WORK TO BE COMPLETED |
Copy out lines with the word "那么这两个三角形具有" from the material that follows.

THE INPUT |
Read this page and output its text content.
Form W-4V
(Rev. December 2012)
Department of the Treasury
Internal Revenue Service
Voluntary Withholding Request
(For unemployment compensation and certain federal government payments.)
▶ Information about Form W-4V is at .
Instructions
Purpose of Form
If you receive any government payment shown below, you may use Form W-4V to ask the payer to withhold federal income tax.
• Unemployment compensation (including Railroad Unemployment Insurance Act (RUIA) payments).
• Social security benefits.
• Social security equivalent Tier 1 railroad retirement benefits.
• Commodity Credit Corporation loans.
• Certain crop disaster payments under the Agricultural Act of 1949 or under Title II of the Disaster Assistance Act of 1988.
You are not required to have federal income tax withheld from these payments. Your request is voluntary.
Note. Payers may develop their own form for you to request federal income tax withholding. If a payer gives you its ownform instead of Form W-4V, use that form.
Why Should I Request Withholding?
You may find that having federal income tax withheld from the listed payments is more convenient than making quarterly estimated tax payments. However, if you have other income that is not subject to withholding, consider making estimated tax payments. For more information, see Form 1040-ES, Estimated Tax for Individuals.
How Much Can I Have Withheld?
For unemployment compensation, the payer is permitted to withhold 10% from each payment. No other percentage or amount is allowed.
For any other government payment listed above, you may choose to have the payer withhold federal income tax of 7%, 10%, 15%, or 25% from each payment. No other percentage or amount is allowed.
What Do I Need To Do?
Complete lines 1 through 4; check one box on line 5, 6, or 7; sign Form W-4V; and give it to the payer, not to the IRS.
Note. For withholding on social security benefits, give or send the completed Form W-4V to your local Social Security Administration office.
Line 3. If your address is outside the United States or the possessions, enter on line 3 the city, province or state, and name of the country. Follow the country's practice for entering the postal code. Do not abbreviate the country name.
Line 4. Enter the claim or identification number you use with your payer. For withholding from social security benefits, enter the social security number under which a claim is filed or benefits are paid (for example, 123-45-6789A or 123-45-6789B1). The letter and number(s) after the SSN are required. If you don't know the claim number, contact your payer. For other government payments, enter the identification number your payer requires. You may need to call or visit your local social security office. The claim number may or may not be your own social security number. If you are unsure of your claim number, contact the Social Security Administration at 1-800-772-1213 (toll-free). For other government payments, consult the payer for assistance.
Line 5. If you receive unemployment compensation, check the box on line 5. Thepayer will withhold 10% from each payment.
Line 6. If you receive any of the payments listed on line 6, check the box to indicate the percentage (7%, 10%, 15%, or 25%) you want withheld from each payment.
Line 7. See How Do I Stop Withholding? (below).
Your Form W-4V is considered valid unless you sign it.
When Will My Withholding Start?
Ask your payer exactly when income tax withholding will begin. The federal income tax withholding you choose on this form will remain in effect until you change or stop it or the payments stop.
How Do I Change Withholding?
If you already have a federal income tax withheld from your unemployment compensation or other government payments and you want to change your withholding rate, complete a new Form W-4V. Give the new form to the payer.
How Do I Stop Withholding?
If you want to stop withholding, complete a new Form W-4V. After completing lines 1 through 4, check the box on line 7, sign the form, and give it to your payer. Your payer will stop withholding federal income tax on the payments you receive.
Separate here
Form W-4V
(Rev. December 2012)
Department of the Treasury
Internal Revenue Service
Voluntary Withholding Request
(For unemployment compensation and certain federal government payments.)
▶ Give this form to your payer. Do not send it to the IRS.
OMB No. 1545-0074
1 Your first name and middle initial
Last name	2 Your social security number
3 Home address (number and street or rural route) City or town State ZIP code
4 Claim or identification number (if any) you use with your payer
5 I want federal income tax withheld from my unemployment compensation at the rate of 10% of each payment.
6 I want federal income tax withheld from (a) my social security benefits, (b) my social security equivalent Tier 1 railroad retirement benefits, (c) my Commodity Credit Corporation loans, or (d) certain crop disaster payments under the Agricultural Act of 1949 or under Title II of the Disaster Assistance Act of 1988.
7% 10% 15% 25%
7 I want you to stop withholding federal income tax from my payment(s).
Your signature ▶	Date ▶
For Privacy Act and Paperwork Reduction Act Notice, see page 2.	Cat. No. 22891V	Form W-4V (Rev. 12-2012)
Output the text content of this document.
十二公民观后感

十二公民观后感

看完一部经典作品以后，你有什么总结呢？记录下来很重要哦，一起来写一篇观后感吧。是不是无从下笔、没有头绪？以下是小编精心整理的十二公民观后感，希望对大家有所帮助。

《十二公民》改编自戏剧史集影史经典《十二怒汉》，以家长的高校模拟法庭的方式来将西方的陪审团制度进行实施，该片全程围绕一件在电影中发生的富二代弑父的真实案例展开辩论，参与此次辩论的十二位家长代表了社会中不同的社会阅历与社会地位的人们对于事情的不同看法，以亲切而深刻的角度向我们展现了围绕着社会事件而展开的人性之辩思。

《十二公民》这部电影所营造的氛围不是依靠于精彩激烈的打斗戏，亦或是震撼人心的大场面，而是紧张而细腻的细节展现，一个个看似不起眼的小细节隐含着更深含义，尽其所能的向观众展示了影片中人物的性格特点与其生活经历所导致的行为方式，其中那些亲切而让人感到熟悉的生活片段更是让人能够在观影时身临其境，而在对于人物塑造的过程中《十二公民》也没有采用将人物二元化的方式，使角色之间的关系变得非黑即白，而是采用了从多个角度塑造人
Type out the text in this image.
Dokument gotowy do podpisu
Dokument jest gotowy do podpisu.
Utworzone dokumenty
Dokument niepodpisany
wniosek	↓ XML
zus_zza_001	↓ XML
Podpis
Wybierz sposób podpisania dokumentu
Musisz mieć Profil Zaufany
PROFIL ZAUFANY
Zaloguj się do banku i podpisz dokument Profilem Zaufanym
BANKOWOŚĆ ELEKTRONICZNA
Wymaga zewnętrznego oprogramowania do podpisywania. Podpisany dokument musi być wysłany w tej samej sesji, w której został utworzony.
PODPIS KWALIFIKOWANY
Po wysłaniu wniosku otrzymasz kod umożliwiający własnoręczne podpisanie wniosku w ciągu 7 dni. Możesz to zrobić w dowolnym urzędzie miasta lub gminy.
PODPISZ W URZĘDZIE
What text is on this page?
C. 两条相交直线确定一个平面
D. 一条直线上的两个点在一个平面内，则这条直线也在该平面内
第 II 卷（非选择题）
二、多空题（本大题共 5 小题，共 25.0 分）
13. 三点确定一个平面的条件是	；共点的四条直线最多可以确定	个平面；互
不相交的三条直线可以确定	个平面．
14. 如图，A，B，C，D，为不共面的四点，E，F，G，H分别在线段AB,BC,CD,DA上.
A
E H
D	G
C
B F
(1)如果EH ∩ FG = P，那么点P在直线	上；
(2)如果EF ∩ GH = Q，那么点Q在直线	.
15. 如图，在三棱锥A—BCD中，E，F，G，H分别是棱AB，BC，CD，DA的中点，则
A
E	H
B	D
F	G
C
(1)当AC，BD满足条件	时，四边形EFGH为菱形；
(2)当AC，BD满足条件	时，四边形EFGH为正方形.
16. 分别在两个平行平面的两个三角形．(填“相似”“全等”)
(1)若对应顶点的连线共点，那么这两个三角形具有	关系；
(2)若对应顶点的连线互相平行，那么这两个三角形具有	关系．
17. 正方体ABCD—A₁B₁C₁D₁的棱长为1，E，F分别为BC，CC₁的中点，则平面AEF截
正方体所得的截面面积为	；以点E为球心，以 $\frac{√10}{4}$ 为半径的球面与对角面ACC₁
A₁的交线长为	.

ANSWER TO THIS EXERCISE |
(1)若对应顶点的连线共点，那么这两个三角形具有	关系；
(2)若对应顶点的连线互相平行，那么这两个三角形具有	关系．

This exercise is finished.